Reproduce every record below exactly as written, leaving out any pictures.

━━━━

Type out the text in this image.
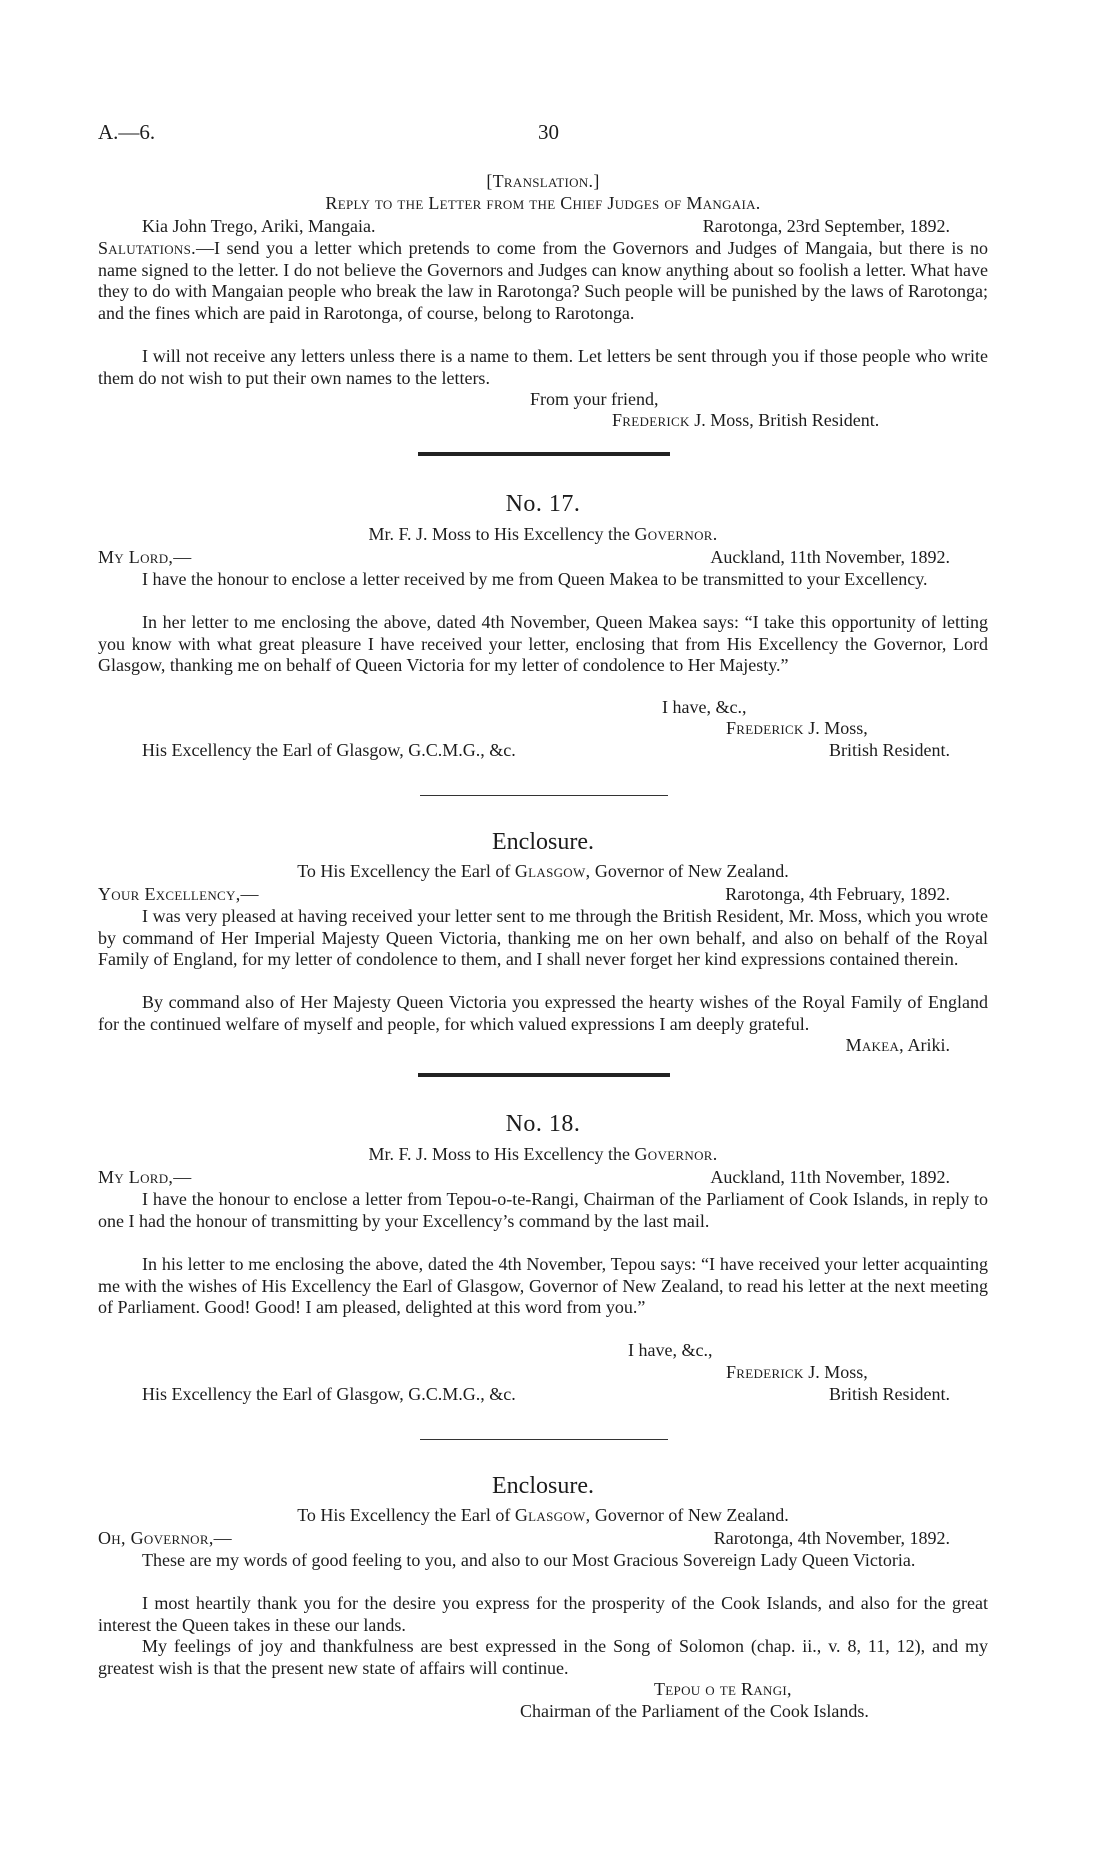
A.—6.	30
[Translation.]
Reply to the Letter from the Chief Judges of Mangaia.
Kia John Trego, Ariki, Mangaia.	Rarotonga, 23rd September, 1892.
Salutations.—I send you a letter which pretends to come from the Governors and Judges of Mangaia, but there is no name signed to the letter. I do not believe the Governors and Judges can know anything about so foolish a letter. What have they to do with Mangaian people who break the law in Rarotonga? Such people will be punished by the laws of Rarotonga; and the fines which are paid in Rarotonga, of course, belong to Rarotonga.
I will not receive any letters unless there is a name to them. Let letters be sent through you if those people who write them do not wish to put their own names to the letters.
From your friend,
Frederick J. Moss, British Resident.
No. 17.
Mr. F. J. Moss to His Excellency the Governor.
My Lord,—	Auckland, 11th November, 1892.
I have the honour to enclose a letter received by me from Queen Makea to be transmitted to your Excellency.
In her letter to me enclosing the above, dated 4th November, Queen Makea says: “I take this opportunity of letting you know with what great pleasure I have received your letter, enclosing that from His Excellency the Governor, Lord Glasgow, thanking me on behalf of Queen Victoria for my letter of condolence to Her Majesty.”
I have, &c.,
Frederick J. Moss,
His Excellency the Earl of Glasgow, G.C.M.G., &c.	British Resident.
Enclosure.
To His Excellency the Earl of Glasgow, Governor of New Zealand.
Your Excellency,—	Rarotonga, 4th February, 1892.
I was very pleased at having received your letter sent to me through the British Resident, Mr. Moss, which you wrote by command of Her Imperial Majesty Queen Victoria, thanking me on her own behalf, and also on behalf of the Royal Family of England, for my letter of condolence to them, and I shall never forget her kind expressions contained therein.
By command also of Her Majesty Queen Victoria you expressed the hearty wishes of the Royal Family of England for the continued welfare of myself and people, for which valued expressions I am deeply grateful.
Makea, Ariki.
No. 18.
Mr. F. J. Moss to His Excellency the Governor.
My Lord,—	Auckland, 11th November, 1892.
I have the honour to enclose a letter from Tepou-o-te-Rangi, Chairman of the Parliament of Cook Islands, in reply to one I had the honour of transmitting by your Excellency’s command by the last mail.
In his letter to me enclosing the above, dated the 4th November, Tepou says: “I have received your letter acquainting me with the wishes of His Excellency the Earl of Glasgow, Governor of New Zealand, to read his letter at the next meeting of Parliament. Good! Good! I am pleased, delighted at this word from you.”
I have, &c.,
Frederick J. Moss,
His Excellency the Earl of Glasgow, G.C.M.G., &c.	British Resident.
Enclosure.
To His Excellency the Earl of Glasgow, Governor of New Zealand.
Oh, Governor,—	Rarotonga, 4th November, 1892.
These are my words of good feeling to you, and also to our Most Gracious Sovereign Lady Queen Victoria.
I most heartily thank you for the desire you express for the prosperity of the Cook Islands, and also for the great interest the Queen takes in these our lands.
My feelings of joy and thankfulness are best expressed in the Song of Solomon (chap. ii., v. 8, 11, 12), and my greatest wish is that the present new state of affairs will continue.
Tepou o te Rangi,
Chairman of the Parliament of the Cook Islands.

━━━━

Finished exercise.
Type out the text in this image.
A.—6.	30
[Translation.]
Reply to the Letter from the Chief Judges of Mangaia.
Kia John Trego, Ariki, Mangaia.	Rarotonga, 23rd September, 1892.
Salutations.—I send you a letter which pretends to come from the Governors and Judges of Mangaia, but there is no name signed to the letter. I do not believe the Governors and Judges can know anything about so foolish a letter. What have they to do with Mangaian people who break the law in Rarotonga? Such people will be punished by the laws of Rarotonga; and the fines which are paid in Rarotonga, of course, belong to Rarotonga.
I will not receive any letters unless there is a name to them. Let letters be sent through you if those people who write them do not wish to put their own names to the letters.
From your friend,
Frederick J. Moss, British Resident.
No. 17.
Mr. F. J. Moss to His Excellency the Governor.
My Lord,—	Auckland, 11th November, 1892.
I have the honour to enclose a letter received by me from Queen Makea to be transmitted to your Excellency.
In her letter to me enclosing the above, dated 4th November, Queen Makea says: “I take this opportunity of letting you know with what great pleasure I have received your letter, enclosing that from His Excellency the Governor, Lord Glasgow, thanking me on behalf of Queen Victoria for my letter of condolence to Her Majesty.”
I have, &c.,
Frederick J. Moss,
His Excellency the Earl of Glasgow, G.C.M.G., &c.	British Resident.
Enclosure.
To His Excellency the Earl of Glasgow, Governor of New Zealand.
Your Excellency,—	Rarotonga, 4th February, 1892.
I was very pleased at having received your letter sent to me through the British Resident, Mr. Moss, which you wrote by command of Her Imperial Majesty Queen Victoria, thanking me on her own behalf, and also on behalf of the Royal Family of England, for my letter of condolence to them, and I shall never forget her kind expressions contained therein.
By command also of Her Majesty Queen Victoria you expressed the hearty wishes of the Royal Family of England for the continued welfare of myself and people, for which valued expressions I am deeply grateful.
Makea, Ariki.
No. 18.
Mr. F. J. Moss to His Excellency the Governor.
My Lord,—	Auckland, 11th November, 1892.
I have the honour to enclose a letter from Tepou-o-te-Rangi, Chairman of the Parliament of Cook Islands, in reply to one I had the honour of transmitting by your Excellency’s command by the last mail.
In his letter to me enclosing the above, dated the 4th November, Tepou says: “I have received your letter acquainting me with the wishes of His Excellency the Earl of Glasgow, Governor of New Zealand, to read his letter at the next meeting of Parliament. Good! Good! I am pleased, delighted at this word from you.”
I have, &c.,
Frederick J. Moss,
His Excellency the Earl of Glasgow, G.C.M.G., &c.	British Resident.
Enclosure.
To His Excellency the Earl of Glasgow, Governor of New Zealand.
Oh, Governor,—	Rarotonga, 4th November, 1892.
These are my words of good feeling to you, and also to our Most Gracious Sovereign Lady Queen Victoria.
I most heartily thank you for the desire you express for the prosperity of the Cook Islands, and also for the great interest the Queen takes in these our lands.
My feelings of joy and thankfulness are best expressed in the Song of Solomon (chap. ii., v. 8, 11, 12), and my greatest wish is that the present new state of affairs will continue.
Tepou o te Rangi,
Chairman of the Parliament of the Cook Islands.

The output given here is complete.